Objective
Can you transcribe every line exactly and leave the pictures behind?

*** Material for this task

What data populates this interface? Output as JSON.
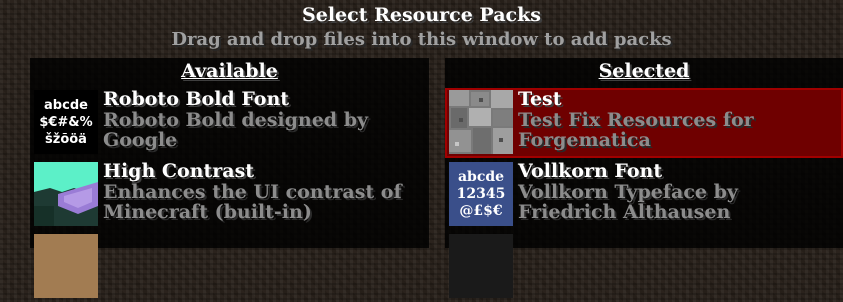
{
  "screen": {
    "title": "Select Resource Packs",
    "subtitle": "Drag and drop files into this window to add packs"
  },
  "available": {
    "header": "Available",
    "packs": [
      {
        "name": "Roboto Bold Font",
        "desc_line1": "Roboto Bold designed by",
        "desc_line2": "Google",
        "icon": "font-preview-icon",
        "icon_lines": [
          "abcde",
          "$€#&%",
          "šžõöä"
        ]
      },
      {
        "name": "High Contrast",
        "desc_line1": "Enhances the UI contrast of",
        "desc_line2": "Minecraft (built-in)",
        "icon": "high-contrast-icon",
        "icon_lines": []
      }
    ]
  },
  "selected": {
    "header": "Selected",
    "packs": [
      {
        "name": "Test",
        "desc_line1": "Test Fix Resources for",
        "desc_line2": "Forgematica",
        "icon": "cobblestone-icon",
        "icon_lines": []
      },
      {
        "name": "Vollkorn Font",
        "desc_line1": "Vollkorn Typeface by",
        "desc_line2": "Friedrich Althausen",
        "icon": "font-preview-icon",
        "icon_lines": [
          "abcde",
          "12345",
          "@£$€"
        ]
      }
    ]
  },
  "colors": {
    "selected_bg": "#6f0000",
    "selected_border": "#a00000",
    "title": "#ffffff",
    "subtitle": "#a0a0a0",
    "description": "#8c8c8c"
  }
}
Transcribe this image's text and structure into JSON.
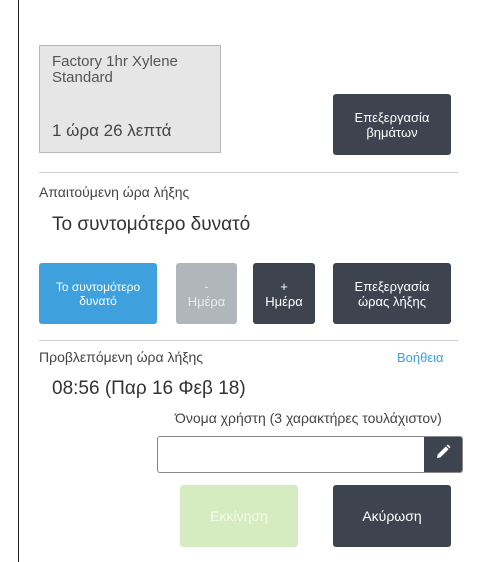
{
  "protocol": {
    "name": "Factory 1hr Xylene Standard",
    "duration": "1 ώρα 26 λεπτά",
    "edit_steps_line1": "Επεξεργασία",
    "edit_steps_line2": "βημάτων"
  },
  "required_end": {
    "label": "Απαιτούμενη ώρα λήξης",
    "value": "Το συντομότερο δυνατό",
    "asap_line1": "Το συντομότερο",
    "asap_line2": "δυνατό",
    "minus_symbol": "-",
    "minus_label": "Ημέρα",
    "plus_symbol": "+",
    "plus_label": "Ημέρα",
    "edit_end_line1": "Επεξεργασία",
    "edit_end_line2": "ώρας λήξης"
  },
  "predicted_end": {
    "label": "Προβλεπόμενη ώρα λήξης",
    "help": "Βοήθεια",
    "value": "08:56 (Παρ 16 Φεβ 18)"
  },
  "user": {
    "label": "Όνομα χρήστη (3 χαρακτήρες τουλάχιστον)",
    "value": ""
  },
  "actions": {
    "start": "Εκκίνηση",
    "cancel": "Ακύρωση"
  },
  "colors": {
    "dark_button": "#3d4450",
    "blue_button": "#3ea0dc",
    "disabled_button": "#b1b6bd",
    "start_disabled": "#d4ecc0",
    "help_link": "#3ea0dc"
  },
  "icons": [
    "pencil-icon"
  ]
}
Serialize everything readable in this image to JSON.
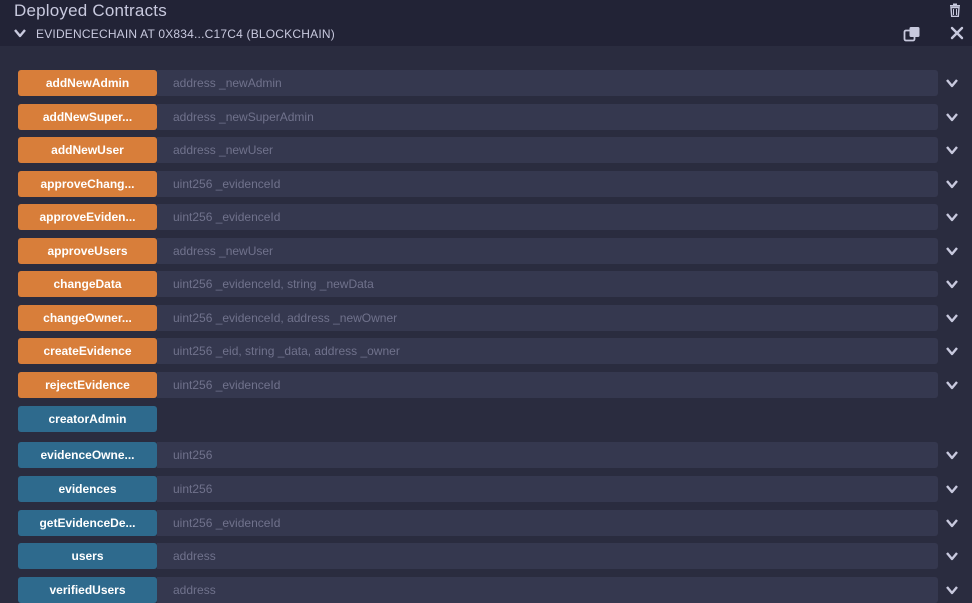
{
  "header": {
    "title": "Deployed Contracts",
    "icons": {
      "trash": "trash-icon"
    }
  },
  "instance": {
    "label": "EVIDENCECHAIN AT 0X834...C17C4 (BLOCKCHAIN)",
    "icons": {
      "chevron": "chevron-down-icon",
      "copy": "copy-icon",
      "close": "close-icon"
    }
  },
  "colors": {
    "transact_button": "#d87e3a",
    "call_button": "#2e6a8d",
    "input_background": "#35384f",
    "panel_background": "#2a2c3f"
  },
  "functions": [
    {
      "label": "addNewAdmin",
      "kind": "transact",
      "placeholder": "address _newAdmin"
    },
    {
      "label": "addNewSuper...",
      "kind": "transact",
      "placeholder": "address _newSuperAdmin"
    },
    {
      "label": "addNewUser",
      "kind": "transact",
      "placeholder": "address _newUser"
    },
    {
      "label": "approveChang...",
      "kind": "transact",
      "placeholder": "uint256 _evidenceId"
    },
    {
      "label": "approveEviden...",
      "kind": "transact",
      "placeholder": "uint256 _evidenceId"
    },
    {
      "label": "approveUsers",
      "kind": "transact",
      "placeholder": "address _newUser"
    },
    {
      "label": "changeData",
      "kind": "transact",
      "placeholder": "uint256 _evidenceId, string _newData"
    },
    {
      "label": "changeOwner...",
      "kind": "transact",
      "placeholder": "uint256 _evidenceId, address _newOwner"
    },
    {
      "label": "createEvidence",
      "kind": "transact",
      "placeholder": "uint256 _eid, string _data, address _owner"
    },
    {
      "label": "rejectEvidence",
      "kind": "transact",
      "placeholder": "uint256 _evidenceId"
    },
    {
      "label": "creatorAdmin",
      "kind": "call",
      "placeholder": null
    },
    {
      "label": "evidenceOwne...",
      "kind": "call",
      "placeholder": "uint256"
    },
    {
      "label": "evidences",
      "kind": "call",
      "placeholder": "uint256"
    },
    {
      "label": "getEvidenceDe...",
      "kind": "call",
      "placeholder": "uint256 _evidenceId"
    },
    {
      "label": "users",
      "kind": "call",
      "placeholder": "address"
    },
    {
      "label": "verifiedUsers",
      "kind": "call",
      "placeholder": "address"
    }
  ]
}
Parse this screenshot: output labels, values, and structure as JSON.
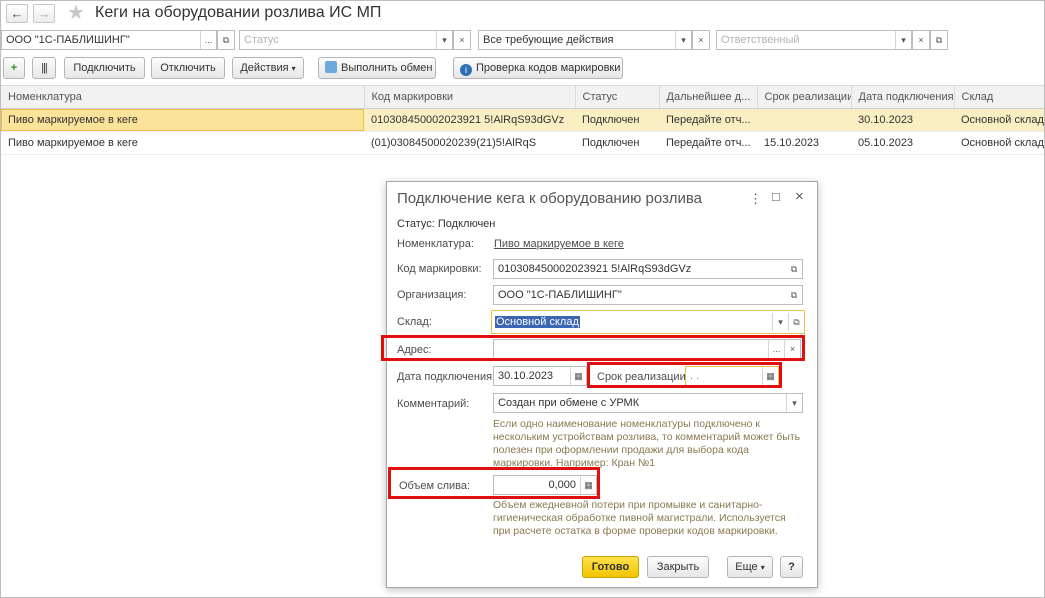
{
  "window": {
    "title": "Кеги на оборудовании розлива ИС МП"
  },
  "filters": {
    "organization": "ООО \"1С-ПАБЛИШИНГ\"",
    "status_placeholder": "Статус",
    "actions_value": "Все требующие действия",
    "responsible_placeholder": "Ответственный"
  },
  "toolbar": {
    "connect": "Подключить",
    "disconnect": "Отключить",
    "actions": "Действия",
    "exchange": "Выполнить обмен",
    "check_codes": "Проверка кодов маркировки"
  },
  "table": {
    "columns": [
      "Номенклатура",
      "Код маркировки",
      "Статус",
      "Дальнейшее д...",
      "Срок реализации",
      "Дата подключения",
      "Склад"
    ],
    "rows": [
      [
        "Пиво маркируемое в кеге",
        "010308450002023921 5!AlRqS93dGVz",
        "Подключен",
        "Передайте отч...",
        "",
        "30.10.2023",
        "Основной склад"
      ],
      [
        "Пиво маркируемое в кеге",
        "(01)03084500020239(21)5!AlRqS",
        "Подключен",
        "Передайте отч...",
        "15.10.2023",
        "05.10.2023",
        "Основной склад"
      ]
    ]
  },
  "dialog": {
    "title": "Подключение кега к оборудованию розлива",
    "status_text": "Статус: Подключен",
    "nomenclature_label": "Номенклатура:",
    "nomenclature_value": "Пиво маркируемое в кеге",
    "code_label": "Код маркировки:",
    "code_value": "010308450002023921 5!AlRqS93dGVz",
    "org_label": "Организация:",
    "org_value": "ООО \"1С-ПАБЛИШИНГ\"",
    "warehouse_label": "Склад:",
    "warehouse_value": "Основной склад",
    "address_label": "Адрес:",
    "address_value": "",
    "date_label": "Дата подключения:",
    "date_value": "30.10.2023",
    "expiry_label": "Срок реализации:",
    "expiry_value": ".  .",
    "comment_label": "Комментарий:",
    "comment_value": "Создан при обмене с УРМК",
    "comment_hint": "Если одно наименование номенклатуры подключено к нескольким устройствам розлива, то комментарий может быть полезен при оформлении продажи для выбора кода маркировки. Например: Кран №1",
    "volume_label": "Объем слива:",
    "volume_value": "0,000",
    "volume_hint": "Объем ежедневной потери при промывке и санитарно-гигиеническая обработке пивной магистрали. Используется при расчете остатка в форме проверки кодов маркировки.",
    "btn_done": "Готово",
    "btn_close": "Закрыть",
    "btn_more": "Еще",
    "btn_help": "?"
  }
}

******

Solution
What data populates this interface? Output as JSON.
{
  "screen": {
    "title": "Select Resource Packs",
    "subtitle": "Drag and drop files into this window to add packs"
  },
  "available": {
    "header": "Available",
    "packs": [
      {
        "name": "Roboto Bold Font",
        "desc_line1": "Roboto Bold designed by",
        "desc_line2": "Google",
        "icon": "font-preview-icon",
        "icon_lines": [
          "abcde",
          "$€#&%",
          "šžõöä"
        ]
      },
      {
        "name": "High Contrast",
        "desc_line1": "Enhances the UI contrast of",
        "desc_line2": "Minecraft (built-in)",
        "icon": "high-contrast-icon",
        "icon_lines": []
      }
    ]
  },
  "selected": {
    "header": "Selected",
    "packs": [
      {
        "name": "Test",
        "desc_line1": "Test Fix Resources for",
        "desc_line2": "Forgematica",
        "icon": "cobblestone-icon",
        "icon_lines": []
      },
      {
        "name": "Vollkorn Font",
        "desc_line1": "Vollkorn Typeface by",
        "desc_line2": "Friedrich Althausen",
        "icon": "font-preview-icon",
        "icon_lines": [
          "abcde",
          "12345",
          "@£$€"
        ]
      }
    ]
  },
  "colors": {
    "selected_bg": "#6f0000",
    "selected_border": "#a00000",
    "title": "#ffffff",
    "subtitle": "#a0a0a0",
    "description": "#8c8c8c"
  }
}
Transcribe this image's text and structure into JSON.
{
  "protocol": {
    "name": "Factory 1hr Xylene Standard",
    "duration": "1 ώρα 26 λεπτά",
    "edit_steps_line1": "Επεξεργασία",
    "edit_steps_line2": "βημάτων"
  },
  "required_end": {
    "label": "Απαιτούμενη ώρα λήξης",
    "value": "Το συντομότερο δυνατό",
    "asap_line1": "Το συντομότερο",
    "asap_line2": "δυνατό",
    "minus_symbol": "-",
    "minus_label": "Ημέρα",
    "plus_symbol": "+",
    "plus_label": "Ημέρα",
    "edit_end_line1": "Επεξεργασία",
    "edit_end_line2": "ώρας λήξης"
  },
  "predicted_end": {
    "label": "Προβλεπόμενη ώρα λήξης",
    "help": "Βοήθεια",
    "value": "08:56 (Παρ 16 Φεβ 18)"
  },
  "user": {
    "label": "Όνομα χρήστη (3 χαρακτήρες τουλάχιστον)",
    "value": ""
  },
  "actions": {
    "start": "Εκκίνηση",
    "cancel": "Ακύρωση"
  },
  "colors": {
    "dark_button": "#3d4450",
    "blue_button": "#3ea0dc",
    "disabled_button": "#b1b6bd",
    "start_disabled": "#d4ecc0",
    "help_link": "#3ea0dc"
  },
  "icons": [
    "pencil-icon"
  ]
}
Serialize everything readable in this image to JSON.
{
  "header": {
    "title": "Deployed Contracts",
    "icons": {
      "trash": "trash-icon"
    }
  },
  "instance": {
    "label": "EVIDENCECHAIN AT 0X834...C17C4 (BLOCKCHAIN)",
    "icons": {
      "chevron": "chevron-down-icon",
      "copy": "copy-icon",
      "close": "close-icon"
    }
  },
  "colors": {
    "transact_button": "#d87e3a",
    "call_button": "#2e6a8d",
    "input_background": "#35384f",
    "panel_background": "#2a2c3f"
  },
  "functions": [
    {
      "label": "addNewAdmin",
      "kind": "transact",
      "placeholder": "address _newAdmin"
    },
    {
      "label": "addNewSuper...",
      "kind": "transact",
      "placeholder": "address _newSuperAdmin"
    },
    {
      "label": "addNewUser",
      "kind": "transact",
      "placeholder": "address _newUser"
    },
    {
      "label": "approveChang...",
      "kind": "transact",
      "placeholder": "uint256 _evidenceId"
    },
    {
      "label": "approveEviden...",
      "kind": "transact",
      "placeholder": "uint256 _evidenceId"
    },
    {
      "label": "approveUsers",
      "kind": "transact",
      "placeholder": "address _newUser"
    },
    {
      "label": "changeData",
      "kind": "transact",
      "placeholder": "uint256 _evidenceId, string _newData"
    },
    {
      "label": "changeOwner...",
      "kind": "transact",
      "placeholder": "uint256 _evidenceId, address _newOwner"
    },
    {
      "label": "createEvidence",
      "kind": "transact",
      "placeholder": "uint256 _eid, string _data, address _owner"
    },
    {
      "label": "rejectEvidence",
      "kind": "transact",
      "placeholder": "uint256 _evidenceId"
    },
    {
      "label": "creatorAdmin",
      "kind": "call",
      "placeholder": null
    },
    {
      "label": "evidenceOwne...",
      "kind": "call",
      "placeholder": "uint256"
    },
    {
      "label": "evidences",
      "kind": "call",
      "placeholder": "uint256"
    },
    {
      "label": "getEvidenceDe...",
      "kind": "call",
      "placeholder": "uint256 _evidenceId"
    },
    {
      "label": "users",
      "kind": "call",
      "placeholder": "address"
    },
    {
      "label": "verifiedUsers",
      "kind": "call",
      "placeholder": "address"
    }
  ]
}
Parse this screenshot: output labels, values, and structure as JSON.
{
  "window": {
    "title": "Кеги на оборудовании розлива ИС МП"
  },
  "filters": {
    "organization": "ООО \"1С-ПАБЛИШИНГ\"",
    "status_placeholder": "Статус",
    "actions_value": "Все требующие действия",
    "responsible_placeholder": "Ответственный"
  },
  "toolbar": {
    "connect": "Подключить",
    "disconnect": "Отключить",
    "actions": "Действия",
    "exchange": "Выполнить обмен",
    "check_codes": "Проверка кодов маркировки"
  },
  "table": {
    "columns": [
      "Номенклатура",
      "Код маркировки",
      "Статус",
      "Дальнейшее д...",
      "Срок реализации",
      "Дата подключения",
      "Склад"
    ],
    "rows": [
      [
        "Пиво маркируемое в кеге",
        "010308450002023921 5!AlRqS93dGVz",
        "Подключен",
        "Передайте отч...",
        "",
        "30.10.2023",
        "Основной склад"
      ],
      [
        "Пиво маркируемое в кеге",
        "(01)03084500020239(21)5!AlRqS",
        "Подключен",
        "Передайте отч...",
        "15.10.2023",
        "05.10.2023",
        "Основной склад"
      ]
    ]
  },
  "dialog": {
    "title": "Подключение кега к оборудованию розлива",
    "status_text": "Статус: Подключен",
    "nomenclature_label": "Номенклатура:",
    "nomenclature_value": "Пиво маркируемое в кеге",
    "code_label": "Код маркировки:",
    "code_value": "010308450002023921 5!AlRqS93dGVz",
    "org_label": "Организация:",
    "org_value": "ООО \"1С-ПАБЛИШИНГ\"",
    "warehouse_label": "Склад:",
    "warehouse_value": "Основной склад",
    "address_label": "Адрес:",
    "address_value": "",
    "date_label": "Дата подключения:",
    "date_value": "30.10.2023",
    "expiry_label": "Срок реализации:",
    "expiry_value": ".  .",
    "comment_label": "Комментарий:",
    "comment_value": "Создан при обмене с УРМК",
    "comment_hint": "Если одно наименование номенклатуры подключено к нескольким устройствам розлива, то комментарий может быть полезен при оформлении продажи для выбора кода маркировки. Например: Кран №1",
    "volume_label": "Объем слива:",
    "volume_value": "0,000",
    "volume_hint": "Объем ежедневной потери при промывке и санитарно-гигиеническая обработке пивной магистрали. Используется при расчете остатка в форме проверки кодов маркировки.",
    "btn_done": "Готово",
    "btn_close": "Закрыть",
    "btn_more": "Еще",
    "btn_help": "?"
  }
}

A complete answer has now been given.